* [Stated exercise] Print the listing that follows, character for character.

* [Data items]

......

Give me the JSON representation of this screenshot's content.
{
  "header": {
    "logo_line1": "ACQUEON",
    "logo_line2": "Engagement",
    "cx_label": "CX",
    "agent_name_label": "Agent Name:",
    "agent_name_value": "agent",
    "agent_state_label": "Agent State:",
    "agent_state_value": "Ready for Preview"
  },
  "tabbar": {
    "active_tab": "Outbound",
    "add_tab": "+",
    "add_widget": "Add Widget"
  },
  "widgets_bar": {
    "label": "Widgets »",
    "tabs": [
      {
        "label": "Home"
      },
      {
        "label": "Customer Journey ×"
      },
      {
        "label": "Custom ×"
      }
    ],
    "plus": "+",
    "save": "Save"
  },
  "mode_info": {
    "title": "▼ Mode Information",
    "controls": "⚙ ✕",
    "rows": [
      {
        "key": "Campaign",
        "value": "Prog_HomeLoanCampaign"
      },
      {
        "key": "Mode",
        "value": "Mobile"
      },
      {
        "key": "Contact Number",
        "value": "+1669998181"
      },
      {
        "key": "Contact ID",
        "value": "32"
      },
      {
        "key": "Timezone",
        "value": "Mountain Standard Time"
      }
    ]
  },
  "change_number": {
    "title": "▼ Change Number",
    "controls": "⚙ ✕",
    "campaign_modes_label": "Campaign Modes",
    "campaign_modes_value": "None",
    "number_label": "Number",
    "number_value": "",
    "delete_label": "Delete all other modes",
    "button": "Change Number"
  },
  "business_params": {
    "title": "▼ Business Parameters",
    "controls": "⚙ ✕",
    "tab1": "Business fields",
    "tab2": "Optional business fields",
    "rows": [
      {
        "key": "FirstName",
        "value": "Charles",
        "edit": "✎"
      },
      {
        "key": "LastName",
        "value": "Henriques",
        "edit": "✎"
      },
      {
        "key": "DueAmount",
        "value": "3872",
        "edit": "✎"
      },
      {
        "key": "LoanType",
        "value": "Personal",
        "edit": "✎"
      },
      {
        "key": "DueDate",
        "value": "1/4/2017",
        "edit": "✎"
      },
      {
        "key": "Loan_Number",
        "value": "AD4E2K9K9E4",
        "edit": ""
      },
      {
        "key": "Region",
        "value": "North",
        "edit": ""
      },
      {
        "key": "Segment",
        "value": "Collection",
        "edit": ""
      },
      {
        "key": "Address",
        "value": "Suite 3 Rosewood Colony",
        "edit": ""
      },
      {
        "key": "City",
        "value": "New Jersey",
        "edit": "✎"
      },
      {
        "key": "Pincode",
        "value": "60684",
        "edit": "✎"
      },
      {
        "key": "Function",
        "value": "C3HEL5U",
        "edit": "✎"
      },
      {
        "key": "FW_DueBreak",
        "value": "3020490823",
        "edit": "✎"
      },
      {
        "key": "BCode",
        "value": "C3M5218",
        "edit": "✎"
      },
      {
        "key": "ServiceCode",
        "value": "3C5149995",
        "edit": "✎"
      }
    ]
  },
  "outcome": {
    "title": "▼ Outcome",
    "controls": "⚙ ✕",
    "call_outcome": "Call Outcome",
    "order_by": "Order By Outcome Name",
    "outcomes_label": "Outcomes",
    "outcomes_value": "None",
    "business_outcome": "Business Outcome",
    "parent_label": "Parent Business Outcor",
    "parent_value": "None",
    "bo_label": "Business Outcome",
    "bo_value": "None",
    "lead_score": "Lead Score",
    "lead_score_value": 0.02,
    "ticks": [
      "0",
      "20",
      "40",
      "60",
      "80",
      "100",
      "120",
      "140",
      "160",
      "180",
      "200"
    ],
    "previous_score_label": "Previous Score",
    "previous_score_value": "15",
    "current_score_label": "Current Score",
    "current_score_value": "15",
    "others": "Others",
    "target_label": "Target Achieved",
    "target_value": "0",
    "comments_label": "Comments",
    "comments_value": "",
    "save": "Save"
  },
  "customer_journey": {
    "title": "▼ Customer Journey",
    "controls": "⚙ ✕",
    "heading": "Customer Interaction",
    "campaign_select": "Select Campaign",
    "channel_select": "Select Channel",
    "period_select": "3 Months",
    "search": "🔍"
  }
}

......

* [Correct result]
Give me the JSON representation of this screenshot's content.
{
  "header": {
    "logo_line1": "ACQUEON",
    "logo_line2": "Engagement",
    "cx_label": "CX",
    "agent_name_label": "Agent Name:",
    "agent_name_value": "agent",
    "agent_state_label": "Agent State:",
    "agent_state_value": "Ready for Preview"
  },
  "tabbar": {
    "active_tab": "Outbound",
    "add_tab": "+",
    "add_widget": "Add Widget"
  },
  "widgets_bar": {
    "label": "Widgets »",
    "tabs": [
      {
        "label": "Home"
      },
      {
        "label": "Customer Journey ×"
      },
      {
        "label": "Custom ×"
      }
    ],
    "plus": "+",
    "save": "Save"
  },
  "mode_info": {
    "title": "▼ Mode Information",
    "controls": "⚙ ✕",
    "rows": [
      {
        "key": "Campaign",
        "value": "Prog_HomeLoanCampaign"
      },
      {
        "key": "Mode",
        "value": "Mobile"
      },
      {
        "key": "Contact Number",
        "value": "+1669998181"
      },
      {
        "key": "Contact ID",
        "value": "32"
      },
      {
        "key": "Timezone",
        "value": "Mountain Standard Time"
      }
    ]
  },
  "change_number": {
    "title": "▼ Change Number",
    "controls": "⚙ ✕",
    "campaign_modes_label": "Campaign Modes",
    "campaign_modes_value": "None",
    "number_label": "Number",
    "number_value": "",
    "delete_label": "Delete all other modes",
    "button": "Change Number"
  },
  "business_params": {
    "title": "▼ Business Parameters",
    "controls": "⚙ ✕",
    "tab1": "Business fields",
    "tab2": "Optional business fields",
    "rows": [
      {
        "key": "FirstName",
        "value": "Charles",
        "edit": "✎"
      },
      {
        "key": "LastName",
        "value": "Henriques",
        "edit": "✎"
      },
      {
        "key": "DueAmount",
        "value": "3872",
        "edit": "✎"
      },
      {
        "key": "LoanType",
        "value": "Personal",
        "edit": "✎"
      },
      {
        "key": "DueDate",
        "value": "1/4/2017",
        "edit": "✎"
      },
      {
        "key": "Loan_Number",
        "value": "AD4E2K9K9E4",
        "edit": ""
      },
      {
        "key": "Region",
        "value": "North",
        "edit": ""
      },
      {
        "key": "Segment",
        "value": "Collection",
        "edit": ""
      },
      {
        "key": "Address",
        "value": "Suite 3 Rosewood Colony",
        "edit": ""
      },
      {
        "key": "City",
        "value": "New Jersey",
        "edit": "✎"
      },
      {
        "key": "Pincode",
        "value": "60684",
        "edit": "✎"
      },
      {
        "key": "Function",
        "value": "C3HEL5U",
        "edit": "✎"
      },
      {
        "key": "FW_DueBreak",
        "value": "3020490823",
        "edit": "✎"
      },
      {
        "key": "BCode",
        "value": "C3M5218",
        "edit": "✎"
      },
      {
        "key": "ServiceCode",
        "value": "3C5149995",
        "edit": "✎"
      }
    ]
  },
  "outcome": {
    "title": "▼ Outcome",
    "controls": "⚙ ✕",
    "call_outcome": "Call Outcome",
    "order_by": "Order By Outcome Name",
    "outcomes_label": "Outcomes",
    "outcomes_value": "None",
    "business_outcome": "Business Outcome",
    "parent_label": "Parent Business Outcor",
    "parent_value": "None",
    "bo_label": "Business Outcome",
    "bo_value": "None",
    "lead_score": "Lead Score",
    "lead_score_value": 0.02,
    "ticks": [
      "0",
      "20",
      "40",
      "60",
      "80",
      "100",
      "120",
      "140",
      "160",
      "180",
      "200"
    ],
    "previous_score_label": "Previous Score",
    "previous_score_value": "15",
    "current_score_label": "Current Score",
    "current_score_value": "15",
    "others": "Others",
    "target_label": "Target Achieved",
    "target_value": "0",
    "comments_label": "Comments",
    "comments_value": "",
    "save": "Save"
  },
  "customer_journey": {
    "title": "▼ Customer Journey",
    "controls": "⚙ ✕",
    "heading": "Customer Interaction",
    "campaign_select": "Select Campaign",
    "channel_select": "Select Channel",
    "period_select": "3 Months",
    "search": "🔍"
  }
}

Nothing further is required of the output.